PROMPT
Copy the data below exactly, omitting any picture it contains.

## start RAW RECORDS

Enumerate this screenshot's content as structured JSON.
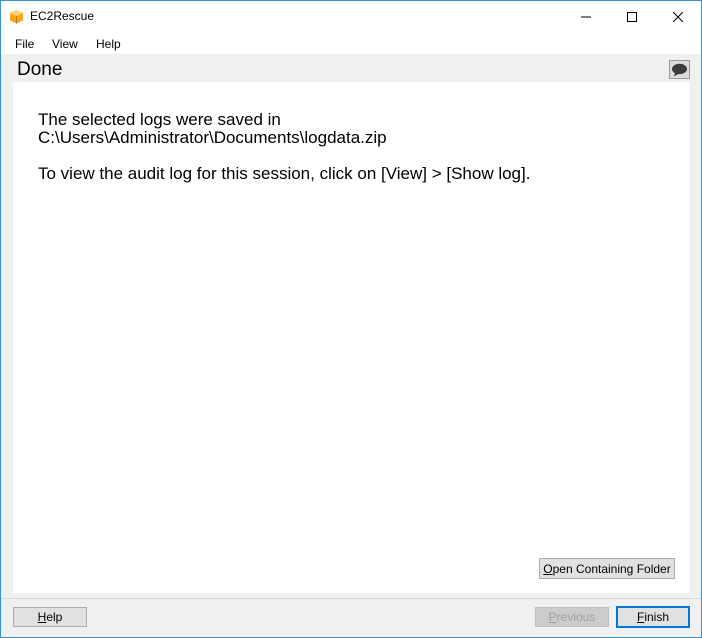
{
  "window": {
    "title": "EC2Rescue"
  },
  "menu": {
    "file": "File",
    "view": "View",
    "help": "Help"
  },
  "header": {
    "title": "Done"
  },
  "content": {
    "line1": "The selected logs were saved in",
    "line2": "C:\\Users\\Administrator\\Documents\\logdata.zip",
    "line3": "To view the audit log for this session, click on [View] > [Show log]."
  },
  "buttons": {
    "open_folder": {
      "underline": "O",
      "rest": "pen Containing Folder"
    },
    "help": {
      "underline": "H",
      "rest": "elp"
    },
    "previous": {
      "underline": "P",
      "rest": "revious"
    },
    "finish": {
      "underline": "F",
      "rest": "inish"
    }
  },
  "icons": {
    "app": "ec2rescue-box-icon",
    "minimize": "minimize-icon",
    "maximize": "maximize-icon",
    "close": "close-icon",
    "feedback": "speech-bubble-icon"
  },
  "colors": {
    "accent": "#0078d7",
    "app_icon": "#f5a623"
  }
}
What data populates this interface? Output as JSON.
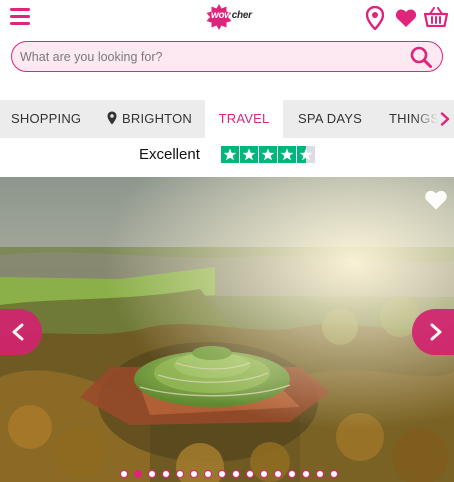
{
  "header": {
    "menu_icon": "hamburger-menu-icon",
    "logo_alt": "wowcher",
    "logo_prefix": "wow",
    "logo_suffix": "cher",
    "location_icon": "map-pin-icon",
    "favourites_icon": "heart-icon",
    "basket_icon": "shopping-basket-icon"
  },
  "search": {
    "placeholder": "What are you looking for?",
    "value": ""
  },
  "tabs": [
    {
      "label": "SHOPPING",
      "active": false
    },
    {
      "label": "BRIGHTON",
      "active": false,
      "icon": "map-pin-icon"
    },
    {
      "label": "TRAVEL",
      "active": true
    },
    {
      "label": "SPA DAYS",
      "active": false
    },
    {
      "label": "THINGS",
      "active": false
    }
  ],
  "rating": {
    "label": "Excellent",
    "stars": 4.5,
    "max_stars": 5
  },
  "carousel": {
    "image_alt": "Aerial view of a grassy mound fortress surrounded by autumn trees at sunrise",
    "slide_count": 16,
    "active_slide": 2
  },
  "colors": {
    "brand": "#e0247b",
    "search_bg": "#fde9f2",
    "tabs_bg": "#ececec",
    "trustpilot_green": "#00b67a"
  }
}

## end RAW RECORDS

TASK OUTPUT
Enumerate this screenshot's content as structured JSON.
{
  "window": {
    "title": "EC2Rescue"
  },
  "menu": {
    "file": "File",
    "view": "View",
    "help": "Help"
  },
  "header": {
    "title": "Done"
  },
  "content": {
    "line1": "The selected logs were saved in",
    "line2": "C:\\Users\\Administrator\\Documents\\logdata.zip",
    "line3": "To view the audit log for this session, click on [View] > [Show log]."
  },
  "buttons": {
    "open_folder": {
      "underline": "O",
      "rest": "pen Containing Folder"
    },
    "help": {
      "underline": "H",
      "rest": "elp"
    },
    "previous": {
      "underline": "P",
      "rest": "revious"
    },
    "finish": {
      "underline": "F",
      "rest": "inish"
    }
  },
  "icons": {
    "app": "ec2rescue-box-icon",
    "minimize": "minimize-icon",
    "maximize": "maximize-icon",
    "close": "close-icon",
    "feedback": "speech-bubble-icon"
  },
  "colors": {
    "accent": "#0078d7",
    "app_icon": "#f5a623"
  }
}
What data populates this interface? Output as JSON.
{
  "header": {
    "menu_icon": "hamburger-menu-icon",
    "logo_alt": "wowcher",
    "logo_prefix": "wow",
    "logo_suffix": "cher",
    "location_icon": "map-pin-icon",
    "favourites_icon": "heart-icon",
    "basket_icon": "shopping-basket-icon"
  },
  "search": {
    "placeholder": "What are you looking for?",
    "value": ""
  },
  "tabs": [
    {
      "label": "SHOPPING",
      "active": false
    },
    {
      "label": "BRIGHTON",
      "active": false,
      "icon": "map-pin-icon"
    },
    {
      "label": "TRAVEL",
      "active": true
    },
    {
      "label": "SPA DAYS",
      "active": false
    },
    {
      "label": "THINGS",
      "active": false
    }
  ],
  "rating": {
    "label": "Excellent",
    "stars": 4.5,
    "max_stars": 5
  },
  "carousel": {
    "image_alt": "Aerial view of a grassy mound fortress surrounded by autumn trees at sunrise",
    "slide_count": 16,
    "active_slide": 2
  },
  "colors": {
    "brand": "#e0247b",
    "search_bg": "#fde9f2",
    "tabs_bg": "#ececec",
    "trustpilot_green": "#00b67a"
  }
}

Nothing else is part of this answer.